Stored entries
"""

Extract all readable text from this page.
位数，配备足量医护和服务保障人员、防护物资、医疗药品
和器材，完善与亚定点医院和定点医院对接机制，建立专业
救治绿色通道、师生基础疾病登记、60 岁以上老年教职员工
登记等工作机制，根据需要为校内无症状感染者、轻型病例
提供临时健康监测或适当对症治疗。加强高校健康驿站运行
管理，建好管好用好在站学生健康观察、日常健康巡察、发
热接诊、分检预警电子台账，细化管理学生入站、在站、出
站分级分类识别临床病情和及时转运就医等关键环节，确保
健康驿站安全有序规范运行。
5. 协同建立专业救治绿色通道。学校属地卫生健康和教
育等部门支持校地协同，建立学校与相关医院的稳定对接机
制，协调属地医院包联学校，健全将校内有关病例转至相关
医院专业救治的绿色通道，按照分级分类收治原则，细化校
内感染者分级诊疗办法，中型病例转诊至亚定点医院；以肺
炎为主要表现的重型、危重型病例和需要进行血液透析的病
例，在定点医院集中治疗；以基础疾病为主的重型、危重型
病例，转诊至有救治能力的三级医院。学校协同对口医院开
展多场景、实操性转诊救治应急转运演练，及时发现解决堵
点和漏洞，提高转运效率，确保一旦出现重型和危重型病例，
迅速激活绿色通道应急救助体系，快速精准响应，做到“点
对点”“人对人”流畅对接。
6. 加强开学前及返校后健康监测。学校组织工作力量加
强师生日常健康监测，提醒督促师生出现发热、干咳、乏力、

"""

**Short task**
Your task is to print the whole listing again exactly.

**Exercise output**
Extract all readable text from this page.
位数，配备足量医护和服务保障人员、防护物资、医疗药品
和器材，完善与亚定点医院和定点医院对接机制，建立专业
救治绿色通道、师生基础疾病登记、60 岁以上老年教职员工
登记等工作机制，根据需要为校内无症状感染者、轻型病例
提供临时健康监测或适当对症治疗。加强高校健康驿站运行
管理，建好管好用好在站学生健康观察、日常健康巡察、发
热接诊、分检预警电子台账，细化管理学生入站、在站、出
站分级分类识别临床病情和及时转运就医等关键环节，确保
健康驿站安全有序规范运行。
5. 协同建立专业救治绿色通道。学校属地卫生健康和教
育等部门支持校地协同，建立学校与相关医院的稳定对接机
制，协调属地医院包联学校，健全将校内有关病例转至相关
医院专业救治的绿色通道，按照分级分类收治原则，细化校
内感染者分级诊疗办法，中型病例转诊至亚定点医院；以肺
炎为主要表现的重型、危重型病例和需要进行血液透析的病
例，在定点医院集中治疗；以基础疾病为主的重型、危重型
病例，转诊至有救治能力的三级医院。学校协同对口医院开
展多场景、实操性转诊救治应急转运演练，及时发现解决堵
点和漏洞，提高转运效率，确保一旦出现重型和危重型病例，
迅速激活绿色通道应急救助体系，快速精准响应，做到“点
对点”“人对人”流畅对接。
6. 加强开学前及返校后健康监测。学校组织工作力量加
强师生日常健康监测，提醒督促师生出现发热、干咳、乏力、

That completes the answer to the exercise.